__Goal__
Copy out all lines with the word "Center" in them.

*-*-*

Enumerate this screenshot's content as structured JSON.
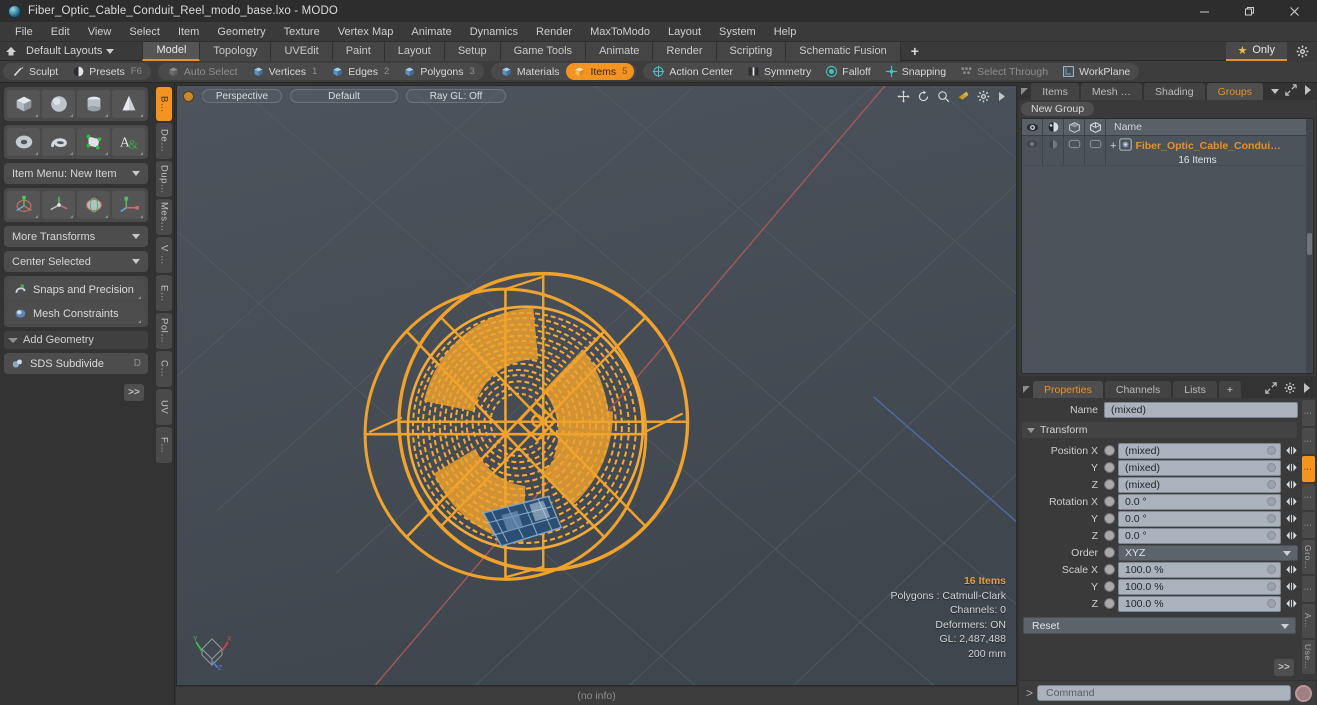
{
  "window": {
    "title": "Fiber_Optic_Cable_Conduit_Reel_modo_base.lxo - MODO",
    "app_icon": "modo-sphere-icon",
    "minimize": "minimize-icon",
    "maximize": "restore-icon",
    "close": "close-icon"
  },
  "menubar": {
    "items": [
      "File",
      "Edit",
      "View",
      "Select",
      "Item",
      "Geometry",
      "Texture",
      "Vertex Map",
      "Animate",
      "Dynamics",
      "Render",
      "MaxToModo",
      "Layout",
      "System",
      "Help"
    ]
  },
  "layoutbar": {
    "home_icon": "home-icon",
    "layouts_label": "Default Layouts",
    "tabs": [
      {
        "label": "Model",
        "active": true
      },
      {
        "label": "Topology",
        "active": false
      },
      {
        "label": "UVEdit",
        "active": false
      },
      {
        "label": "Paint",
        "active": false
      },
      {
        "label": "Layout",
        "active": false
      },
      {
        "label": "Setup",
        "active": false
      },
      {
        "label": "Game Tools",
        "active": false
      },
      {
        "label": "Animate",
        "active": false
      },
      {
        "label": "Render",
        "active": false
      },
      {
        "label": "Scripting",
        "active": false
      },
      {
        "label": "Schematic Fusion",
        "active": false
      }
    ],
    "add_label": "+",
    "only_label": "Only",
    "star_icon": "star-icon",
    "gear_icon": "gear-icon"
  },
  "modebar": {
    "group1": [
      {
        "label": "Sculpt",
        "icon": "brush-icon",
        "state": "normal",
        "num": ""
      },
      {
        "label": "Presets",
        "icon": "sphere-icon",
        "state": "normal",
        "num": "F6"
      }
    ],
    "group2": [
      {
        "label": "Auto Select",
        "icon": "cube-gray-icon",
        "state": "disabled",
        "num": ""
      },
      {
        "label": "Vertices",
        "icon": "cube-blue-icon",
        "state": "normal",
        "num": "1"
      },
      {
        "label": "Edges",
        "icon": "cube-blue-icon",
        "state": "normal",
        "num": "2"
      },
      {
        "label": "Polygons",
        "icon": "cube-blue-icon",
        "state": "normal",
        "num": "3"
      }
    ],
    "group3": [
      {
        "label": "Materials",
        "icon": "cube-blue-icon",
        "state": "normal",
        "num": ""
      },
      {
        "label": "Items",
        "icon": "cube-orange-icon",
        "state": "selected",
        "num": "5"
      }
    ],
    "group4": [
      {
        "label": "Action Center",
        "icon": "target-icon",
        "state": "normal",
        "num": ""
      },
      {
        "label": "Symmetry",
        "icon": "symmetry-icon",
        "state": "normal",
        "num": ""
      },
      {
        "label": "Falloff",
        "icon": "falloff-icon",
        "state": "normal",
        "num": ""
      },
      {
        "label": "Snapping",
        "icon": "snap-icon",
        "state": "normal",
        "num": ""
      },
      {
        "label": "Select Through",
        "icon": "selectthrough-icon",
        "state": "disabled",
        "num": ""
      },
      {
        "label": "WorkPlane",
        "icon": "workplane-icon",
        "state": "normal",
        "num": ""
      }
    ]
  },
  "leftpanel": {
    "primitives_row1": [
      "cube-primitive-icon",
      "sphere-primitive-icon",
      "cylinder-primitive-icon",
      "cone-primitive-icon"
    ],
    "primitives_row2": [
      "torus-primitive-icon",
      "spiral-primitive-icon",
      "mesh-primitive-icon",
      "text-primitive-icon"
    ],
    "item_menu": "Item Menu: New Item",
    "transform_icons": [
      "move-tool-icon",
      "rotate-tool-icon",
      "scale-tool-icon",
      "transform-tool-icon"
    ],
    "more_transforms": "More Transforms",
    "center_selected": "Center Selected",
    "snaps_and_precision": "Snaps and Precision",
    "snaps_icon": "snap-magnet-icon",
    "mesh_constraints": "Mesh Constraints",
    "mesh_constraints_icon": "constraint-icon",
    "add_geometry": "Add Geometry",
    "sds_subdivide": "SDS Subdivide",
    "sds_icon": "subdivide-icon",
    "sds_key": "D",
    "expand_label": ">>",
    "vtabs": [
      {
        "label": "B…",
        "active": true
      },
      {
        "label": "De…",
        "active": false
      },
      {
        "label": "Dup…",
        "active": false
      },
      {
        "label": "Mes…",
        "active": false
      },
      {
        "label": "V …",
        "active": false
      },
      {
        "label": "E…",
        "active": false
      },
      {
        "label": "Pol…",
        "active": false
      },
      {
        "label": "C…",
        "active": false
      },
      {
        "label": "UV",
        "active": false
      },
      {
        "label": "F…",
        "active": false
      }
    ]
  },
  "viewport": {
    "mode_dot": "viewport-options-dot",
    "perspective": "Perspective",
    "shading": "Default",
    "raygl": "Ray GL: Off",
    "header_icons": [
      "move-view-icon",
      "rotate-view-icon",
      "zoom-view-icon",
      "fit-view-icon",
      "viewport-gear-icon",
      "viewport-arrow-icon"
    ],
    "info": {
      "items": "16 Items",
      "polygons": "Polygons : Catmull-Clark",
      "channels": "Channels: 0",
      "deformers": "Deformers: ON",
      "gl": "GL: 2,487,488",
      "scale": "200 mm"
    },
    "gizmo": "axis-gizmo",
    "model_color": "#F0A22C",
    "background_color": "#454C55",
    "status": "(no info)"
  },
  "rightpanel": {
    "top_tabs": [
      {
        "label": "Items",
        "active": false
      },
      {
        "label": "Mesh …",
        "active": false
      },
      {
        "label": "Shading",
        "active": false
      },
      {
        "label": "Groups",
        "active": true
      }
    ],
    "top_tab_icons": [
      "expand-icon",
      "arrow-right-icon"
    ],
    "new_group_label": "New Group",
    "tree": {
      "col_icons": [
        "eye-icon",
        "render-icon",
        "shaded-icon",
        "wireframe-icon"
      ],
      "name_header": "Name",
      "rows": [
        {
          "name": "Fiber_Optic_Cable_Condui…",
          "sub": "16 Items",
          "icon": "group-icon",
          "expander": "+"
        }
      ]
    },
    "prop_tabs": [
      {
        "label": "Properties",
        "active": true
      },
      {
        "label": "Channels",
        "active": false
      },
      {
        "label": "Lists",
        "active": false
      },
      {
        "label": "+",
        "active": false
      }
    ],
    "prop_tab_icons": [
      "expand-icon",
      "gear-icon",
      "arrow-right-icon"
    ],
    "properties": {
      "name_label": "Name",
      "name_value": "(mixed)",
      "transform_section": "Transform",
      "fields": [
        {
          "label": "Position X",
          "value": "(mixed)",
          "type": "num"
        },
        {
          "label": "Y",
          "value": "(mixed)",
          "type": "num"
        },
        {
          "label": "Z",
          "value": "(mixed)",
          "type": "num"
        },
        {
          "label": "Rotation X",
          "value": "0.0 °",
          "type": "num"
        },
        {
          "label": "Y",
          "value": "0.0 °",
          "type": "num"
        },
        {
          "label": "Z",
          "value": "0.0 °",
          "type": "num"
        },
        {
          "label": "Order",
          "value": "XYZ",
          "type": "select"
        },
        {
          "label": "Scale X",
          "value": "100.0 %",
          "type": "num"
        },
        {
          "label": "Y",
          "value": "100.0 %",
          "type": "num"
        },
        {
          "label": "Z",
          "value": "100.0 %",
          "type": "num"
        }
      ],
      "reset_label": "Reset",
      "expand_label": ">>"
    },
    "prop_vtabs": [
      {
        "label": "",
        "active": false
      },
      {
        "label": "",
        "active": false
      },
      {
        "label": "",
        "active": true
      },
      {
        "label": "",
        "active": false
      },
      {
        "label": "",
        "active": false
      },
      {
        "label": "Gro…",
        "active": false
      },
      {
        "label": "",
        "active": false
      },
      {
        "label": "A…",
        "active": false
      },
      {
        "label": "Use…",
        "active": false
      }
    ]
  },
  "commandbar": {
    "prompt": ">",
    "placeholder": "Command",
    "record_icon": "record-icon"
  }
}
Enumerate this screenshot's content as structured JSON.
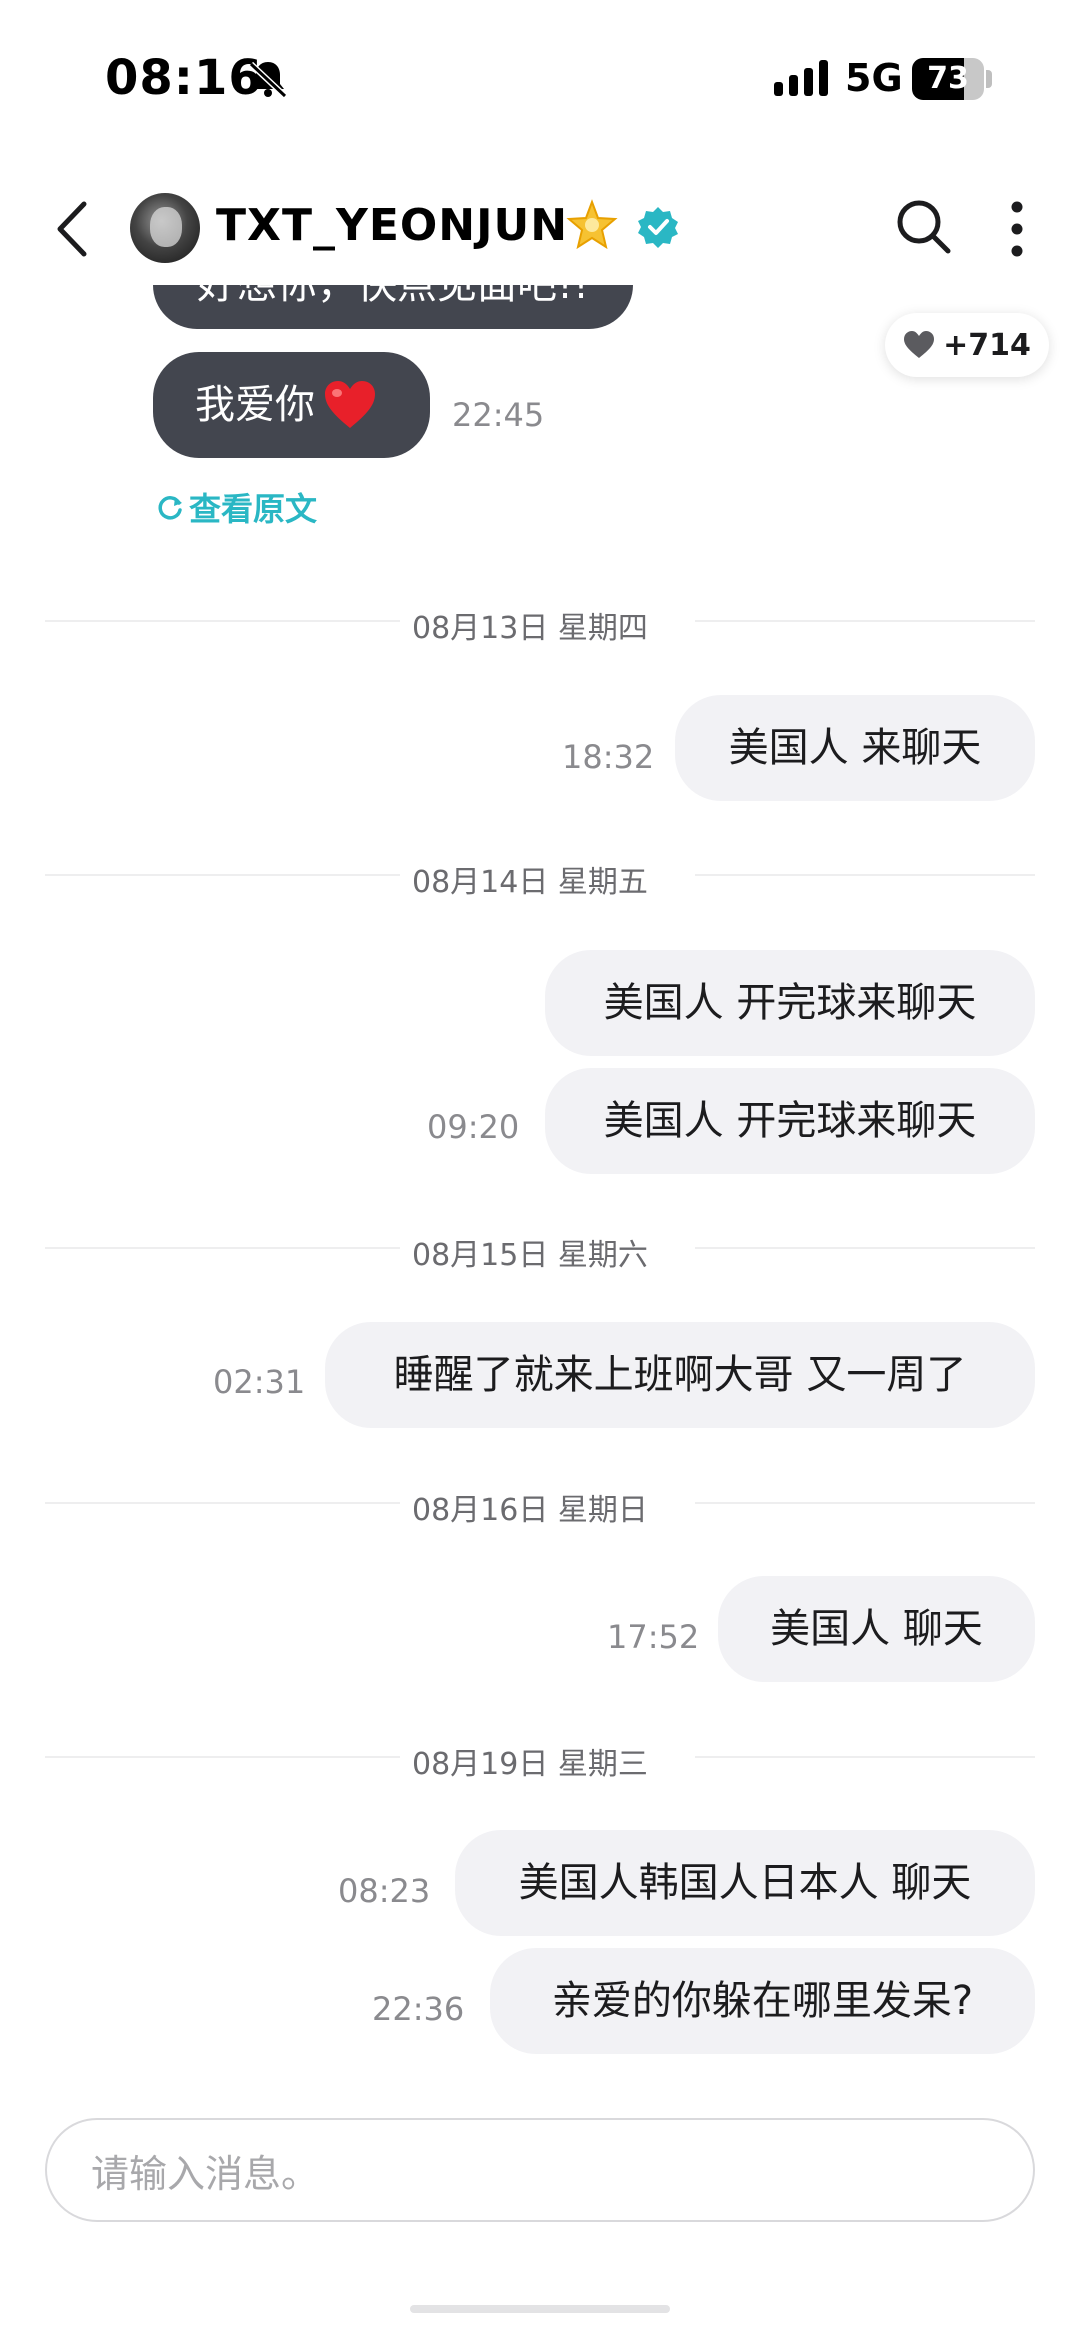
{
  "status_bar": {
    "time": "08:16",
    "network": "5G",
    "battery": "73"
  },
  "header": {
    "title": "TXT_YEONJUN",
    "icons": [
      "back-arrow-icon",
      "avatar",
      "glowing-star-icon",
      "verified-badge-icon",
      "search-icon",
      "more-vertical-icon"
    ]
  },
  "messages_top": {
    "partial_text": "好想你，快点见面吧!!",
    "love_text": "我爱你",
    "love_time": "22:45",
    "translate_link": "查看原文"
  },
  "likes": {
    "count": "+714"
  },
  "days": [
    {
      "date": "08月13日 星期四",
      "messages": [
        {
          "text": "美国人 来聊天",
          "time": "18:32"
        }
      ]
    },
    {
      "date": "08月14日 星期五",
      "messages": [
        {
          "text": "美国人 开完球来聊天",
          "time": ""
        },
        {
          "text": "美国人 开完球来聊天",
          "time": "09:20"
        }
      ]
    },
    {
      "date": "08月15日 星期六",
      "messages": [
        {
          "text": "睡醒了就来上班啊大哥 又一周了",
          "time": "02:31"
        }
      ]
    },
    {
      "date": "08月16日 星期日",
      "messages": [
        {
          "text": "美国人 聊天",
          "time": "17:52"
        }
      ]
    },
    {
      "date": "08月19日 星期三",
      "messages": [
        {
          "text": "美国人韩国人日本人 聊天",
          "time": "08:23"
        },
        {
          "text": "亲爱的你躲在哪里发呆?",
          "time": "22:36"
        }
      ]
    }
  ],
  "composer": {
    "placeholder": "请输入消息。"
  },
  "colors": {
    "incoming_bubble": "#43464f",
    "outgoing_bubble": "#f2f2f5",
    "accent": "#2ab7c4",
    "heart": "#e8202a"
  }
}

*-*-*

__Exercise solution__
        "label": "Action Center",
    "center_selected": "Center Selected",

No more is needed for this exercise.